__To do__. Copy only those lines which run from the line containing "Transcribe this image's" to the end of the entries below, both inclusive, exactly as written and with no pictures.

__Data entries__.
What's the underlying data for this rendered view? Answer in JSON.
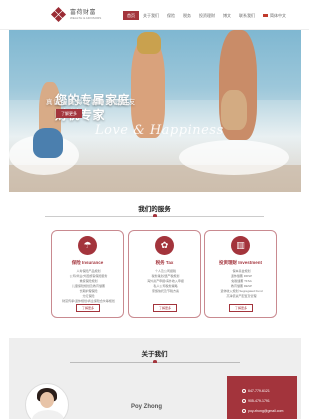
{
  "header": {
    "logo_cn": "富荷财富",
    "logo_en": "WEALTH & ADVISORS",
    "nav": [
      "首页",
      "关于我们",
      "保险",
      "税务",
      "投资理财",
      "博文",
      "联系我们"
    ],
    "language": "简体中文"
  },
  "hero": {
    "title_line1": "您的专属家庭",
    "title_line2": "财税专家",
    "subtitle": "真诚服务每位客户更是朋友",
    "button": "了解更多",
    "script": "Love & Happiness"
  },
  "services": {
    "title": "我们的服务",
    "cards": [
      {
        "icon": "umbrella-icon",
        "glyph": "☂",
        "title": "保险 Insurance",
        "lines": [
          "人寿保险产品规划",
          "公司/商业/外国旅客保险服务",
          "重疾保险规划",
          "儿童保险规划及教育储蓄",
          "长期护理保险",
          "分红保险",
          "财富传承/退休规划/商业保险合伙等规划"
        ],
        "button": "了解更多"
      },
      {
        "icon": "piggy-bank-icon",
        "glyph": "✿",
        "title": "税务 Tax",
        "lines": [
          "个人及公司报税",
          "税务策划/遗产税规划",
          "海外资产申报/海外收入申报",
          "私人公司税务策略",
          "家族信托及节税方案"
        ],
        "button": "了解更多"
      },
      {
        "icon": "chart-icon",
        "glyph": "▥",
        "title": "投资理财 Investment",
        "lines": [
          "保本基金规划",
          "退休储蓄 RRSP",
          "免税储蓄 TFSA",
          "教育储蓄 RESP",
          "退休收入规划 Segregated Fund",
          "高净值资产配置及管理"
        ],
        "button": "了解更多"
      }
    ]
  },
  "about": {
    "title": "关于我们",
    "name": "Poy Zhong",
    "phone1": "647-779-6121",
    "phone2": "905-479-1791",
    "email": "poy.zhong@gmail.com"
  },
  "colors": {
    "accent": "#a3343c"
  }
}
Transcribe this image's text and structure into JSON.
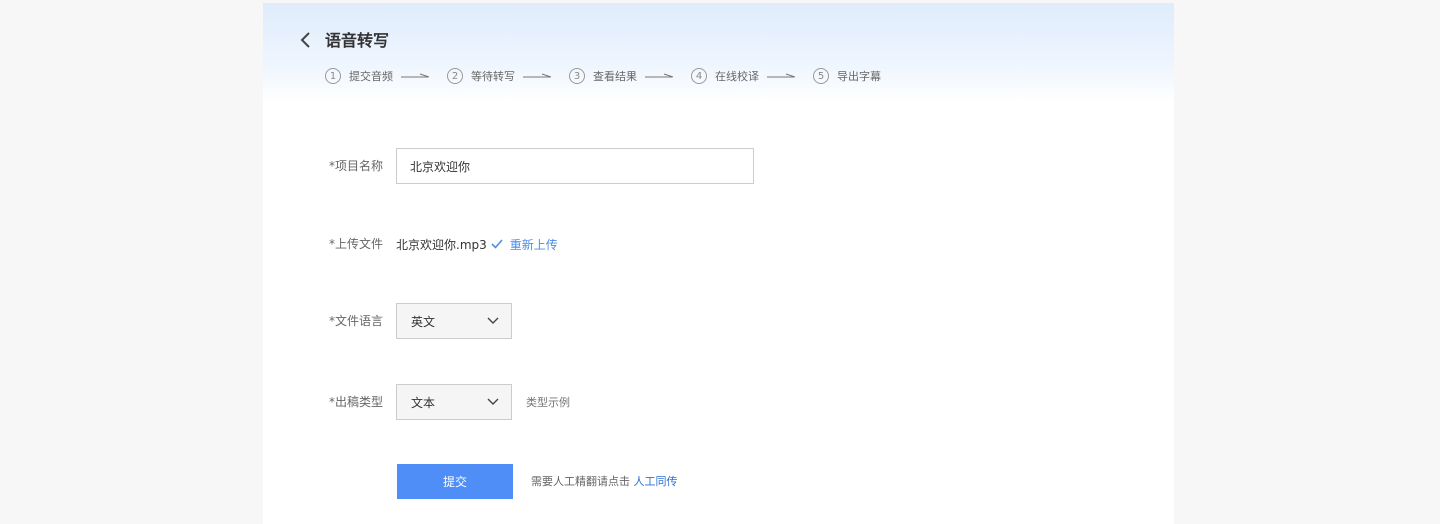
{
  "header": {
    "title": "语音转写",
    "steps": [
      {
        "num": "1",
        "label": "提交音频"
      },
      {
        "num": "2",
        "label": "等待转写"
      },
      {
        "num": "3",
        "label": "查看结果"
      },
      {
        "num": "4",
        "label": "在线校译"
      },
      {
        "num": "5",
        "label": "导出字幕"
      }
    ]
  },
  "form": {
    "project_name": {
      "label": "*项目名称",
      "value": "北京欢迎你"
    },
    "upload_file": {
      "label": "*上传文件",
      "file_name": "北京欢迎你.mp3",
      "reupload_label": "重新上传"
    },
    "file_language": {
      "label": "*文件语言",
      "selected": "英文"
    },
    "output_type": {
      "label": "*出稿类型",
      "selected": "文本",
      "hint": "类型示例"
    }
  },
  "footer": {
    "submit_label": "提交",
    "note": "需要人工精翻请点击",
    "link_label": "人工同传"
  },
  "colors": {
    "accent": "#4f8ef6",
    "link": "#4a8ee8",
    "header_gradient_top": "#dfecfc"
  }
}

__Response to this exercise__.
Transcribe this image's text and structure into JSON.
{
  "header": {
    "title": "语音转写",
    "steps": [
      {
        "num": "1",
        "label": "提交音频"
      },
      {
        "num": "2",
        "label": "等待转写"
      },
      {
        "num": "3",
        "label": "查看结果"
      },
      {
        "num": "4",
        "label": "在线校译"
      },
      {
        "num": "5",
        "label": "导出字幕"
      }
    ]
  },
  "form": {
    "project_name": {
      "label": "*项目名称",
      "value": "北京欢迎你"
    },
    "upload_file": {
      "label": "*上传文件",
      "file_name": "北京欢迎你.mp3",
      "reupload_label": "重新上传"
    },
    "file_language": {
      "label": "*文件语言",
      "selected": "英文"
    },
    "output_type": {
      "label": "*出稿类型",
      "selected": "文本",
      "hint": "类型示例"
    }
  },
  "footer": {
    "submit_label": "提交",
    "note": "需要人工精翻请点击",
    "link_label": "人工同传"
  },
  "colors": {
    "accent": "#4f8ef6",
    "link": "#4a8ee8",
    "header_gradient_top": "#dfecfc"
  }
}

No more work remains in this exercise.